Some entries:
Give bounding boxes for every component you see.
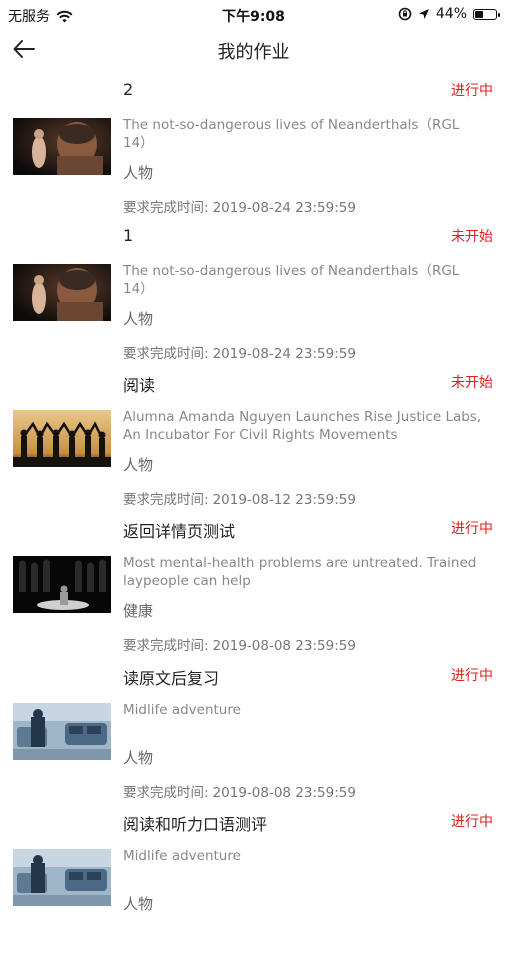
deadline-value: 2019-08-24 23:59:59 bbox=[212, 346, 356, 362]
deadline-value: 2019-08-12 23:59:59 bbox=[212, 492, 356, 508]
assignment-description: Midlife adventure bbox=[123, 848, 241, 864]
assignment-deadline: 要求完成时间: 2019-08-08 23:59:59 bbox=[123, 781, 356, 801]
assignment-category: 人物 bbox=[123, 310, 154, 328]
status-badge: 进行中 bbox=[451, 83, 493, 99]
status-badge: 未开始 bbox=[451, 229, 493, 245]
deadline-label: 要求完成时间: bbox=[123, 200, 209, 216]
thumbnail-crowd bbox=[13, 556, 111, 613]
assignment-item[interactable]: 返回详情页测试 进行中 Most mental-health problems … bbox=[0, 514, 507, 660]
orientation-lock-icon bbox=[398, 7, 412, 21]
status-right: 44% bbox=[398, 6, 500, 22]
deadline-label: 要求完成时间: bbox=[123, 492, 209, 508]
status-badge: 进行中 bbox=[451, 521, 493, 537]
deadline-value: 2019-08-08 23:59:59 bbox=[212, 638, 356, 654]
nav-bar: 我的作业 bbox=[0, 28, 507, 72]
assignment-item[interactable]: 1 未开始 The not-so-dangerous lives of Nean… bbox=[0, 222, 507, 368]
assignment-description: Midlife adventure bbox=[123, 702, 241, 718]
status-badge: 进行中 bbox=[451, 668, 493, 684]
thumbnail-neanderthal bbox=[13, 264, 111, 321]
thumbnail-silhouettes bbox=[13, 410, 111, 467]
deadline-value: 2019-08-08 23:59:59 bbox=[212, 785, 356, 801]
assignment-description: The not-so-dangerous lives of Neandertha… bbox=[123, 263, 460, 297]
assignment-item[interactable]: 阅读和听力口语测评 进行中 Midlife adventure 人物 bbox=[0, 807, 507, 953]
page-title: 我的作业 bbox=[217, 42, 290, 63]
thumbnail-neanderthal bbox=[13, 118, 111, 175]
assignment-title: 1 bbox=[123, 226, 134, 245]
assignment-category: 人物 bbox=[123, 895, 154, 913]
thumbnail-street bbox=[13, 849, 111, 906]
thumbnail-street bbox=[13, 703, 111, 760]
assignment-deadline: 要求完成时间: 2019-08-12 23:59:59 bbox=[123, 488, 356, 508]
battery-percent: 44% bbox=[435, 6, 467, 22]
status-bar: 无服务 下午9:08 44% bbox=[0, 0, 507, 28]
battery-fill bbox=[475, 10, 483, 18]
assignment-category: 人物 bbox=[123, 164, 154, 182]
battery-icon bbox=[473, 8, 500, 20]
assignment-item[interactable]: 读原文后复习 进行中 Midlife adventure 人物 要求完成时间: 2… bbox=[0, 661, 507, 807]
assignment-description: The not-so-dangerous lives of Neandertha… bbox=[123, 117, 460, 151]
assignment-description: Alumna Amanda Nguyen Launches Rise Justi… bbox=[123, 409, 482, 443]
assignment-list: 2 进行中 The not-so-dangerous lives of Nean… bbox=[0, 76, 507, 913]
assignment-title: 2 bbox=[123, 80, 134, 99]
location-arrow-icon bbox=[418, 9, 429, 19]
assignment-category: 健康 bbox=[123, 602, 154, 620]
assignment-deadline: 要求完成时间: 2019-08-24 23:59:59 bbox=[123, 342, 356, 362]
status-badge: 未开始 bbox=[451, 375, 493, 391]
deadline-label: 要求完成时间: bbox=[123, 785, 209, 801]
deadline-label: 要求完成时间: bbox=[123, 346, 209, 362]
deadline-value: 2019-08-24 23:59:59 bbox=[212, 200, 356, 216]
assignment-deadline: 要求完成时间: 2019-08-08 23:59:59 bbox=[123, 634, 356, 654]
assignment-item[interactable]: 2 进行中 The not-so-dangerous lives of Nean… bbox=[0, 76, 507, 222]
assignment-deadline: 要求完成时间: 2019-08-24 23:59:59 bbox=[123, 196, 356, 216]
assignment-description: Most mental-health problems are untreate… bbox=[123, 555, 477, 589]
assignment-item[interactable]: 阅读 未开始 Alumna Amanda Nguyen Launches Ris… bbox=[0, 368, 507, 514]
assignment-category: 人物 bbox=[123, 749, 154, 767]
assignment-title: 阅读和听力口语测评 bbox=[123, 815, 268, 834]
assignment-title: 读原文后复习 bbox=[123, 669, 220, 688]
status-badge: 进行中 bbox=[451, 814, 493, 830]
assignment-title: 返回详情页测试 bbox=[123, 522, 236, 541]
assignment-title: 阅读 bbox=[123, 376, 156, 395]
assignment-category: 人物 bbox=[123, 456, 154, 474]
deadline-label: 要求完成时间: bbox=[123, 638, 209, 654]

Exercise directions: Reproduce the entries above word for word, omitting the pictures.

Answer to this exercise:
Give bounding boxes for every component you see.
deadline-value: 2019-08-24 23:59:59 bbox=[212, 346, 356, 362]
deadline-value: 2019-08-12 23:59:59 bbox=[212, 492, 356, 508]
assignment-description: Midlife adventure bbox=[123, 848, 241, 864]
assignment-deadline: 要求完成时间: 2019-08-08 23:59:59 bbox=[123, 781, 356, 801]
assignment-category: 人物 bbox=[123, 310, 154, 328]
status-badge: 进行中 bbox=[451, 83, 493, 99]
status-badge: 未开始 bbox=[451, 229, 493, 245]
deadline-label: 要求完成时间: bbox=[123, 200, 209, 216]
thumbnail-crowd bbox=[13, 556, 111, 613]
assignment-item[interactable]: 返回详情页测试 进行中 Most mental-health problems … bbox=[0, 514, 507, 660]
orientation-lock-icon bbox=[398, 7, 412, 21]
status-right: 44% bbox=[398, 6, 500, 22]
deadline-label: 要求完成时间: bbox=[123, 492, 209, 508]
status-badge: 进行中 bbox=[451, 521, 493, 537]
deadline-value: 2019-08-08 23:59:59 bbox=[212, 638, 356, 654]
nav-bar: 我的作业 bbox=[0, 28, 507, 72]
assignment-item[interactable]: 1 未开始 The not-so-dangerous lives of Nean… bbox=[0, 222, 507, 368]
assignment-description: Midlife adventure bbox=[123, 702, 241, 718]
status-badge: 进行中 bbox=[451, 668, 493, 684]
thumbnail-neanderthal bbox=[13, 264, 111, 321]
thumbnail-silhouettes bbox=[13, 410, 111, 467]
deadline-value: 2019-08-08 23:59:59 bbox=[212, 785, 356, 801]
assignment-description: The not-so-dangerous lives of Neandertha… bbox=[123, 263, 460, 297]
assignment-item[interactable]: 阅读和听力口语测评 进行中 Midlife adventure 人物 bbox=[0, 807, 507, 953]
page-title: 我的作业 bbox=[217, 42, 290, 63]
thumbnail-neanderthal bbox=[13, 118, 111, 175]
assignment-title: 1 bbox=[123, 226, 134, 245]
assignment-category: 人物 bbox=[123, 895, 154, 913]
thumbnail-street bbox=[13, 849, 111, 906]
thumbnail-street bbox=[13, 703, 111, 760]
assignment-deadline: 要求完成时间: 2019-08-12 23:59:59 bbox=[123, 488, 356, 508]
battery-percent: 44% bbox=[435, 6, 467, 22]
status-bar: 无服务 下午9:08 44% bbox=[0, 0, 507, 28]
battery-fill bbox=[475, 10, 483, 18]
assignment-category: 人物 bbox=[123, 164, 154, 182]
battery-icon bbox=[473, 8, 500, 20]
assignment-item[interactable]: 读原文后复习 进行中 Midlife adventure 人物 要求完成时间: 2… bbox=[0, 661, 507, 807]
assignment-description: The not-so-dangerous lives of Neandertha… bbox=[123, 117, 460, 151]
assignment-description: Alumna Amanda Nguyen Launches Rise Justi… bbox=[123, 409, 482, 443]
assignment-list: 2 进行中 The not-so-dangerous lives of Nean… bbox=[0, 76, 507, 913]
assignment-title: 2 bbox=[123, 80, 134, 99]
location-arrow-icon bbox=[418, 9, 429, 19]
assignment-category: 健康 bbox=[123, 602, 154, 620]
assignment-deadline: 要求完成时间: 2019-08-24 23:59:59 bbox=[123, 342, 356, 362]
status-badge: 未开始 bbox=[451, 375, 493, 391]
deadline-label: 要求完成时间: bbox=[123, 785, 209, 801]
deadline-label: 要求完成时间: bbox=[123, 346, 209, 362]
deadline-value: 2019-08-24 23:59:59 bbox=[212, 200, 356, 216]
assignment-deadline: 要求完成时间: 2019-08-08 23:59:59 bbox=[123, 634, 356, 654]
assignment-item[interactable]: 2 进行中 The not-so-dangerous lives of Nean… bbox=[0, 76, 507, 222]
assignment-deadline: 要求完成时间: 2019-08-24 23:59:59 bbox=[123, 196, 356, 216]
assignment-description: Most mental-health problems are untreate… bbox=[123, 555, 477, 589]
assignment-item[interactable]: 阅读 未开始 Alumna Amanda Nguyen Launches Ris… bbox=[0, 368, 507, 514]
assignment-category: 人物 bbox=[123, 749, 154, 767]
assignment-title: 阅读和听力口语测评 bbox=[123, 815, 268, 834]
assignment-title: 读原文后复习 bbox=[123, 669, 220, 688]
status-badge: 进行中 bbox=[451, 814, 493, 830]
assignment-title: 返回详情页测试 bbox=[123, 522, 236, 541]
assignment-title: 阅读 bbox=[123, 376, 156, 395]
assignment-category: 人物 bbox=[123, 456, 154, 474]
deadline-label: 要求完成时间: bbox=[123, 638, 209, 654]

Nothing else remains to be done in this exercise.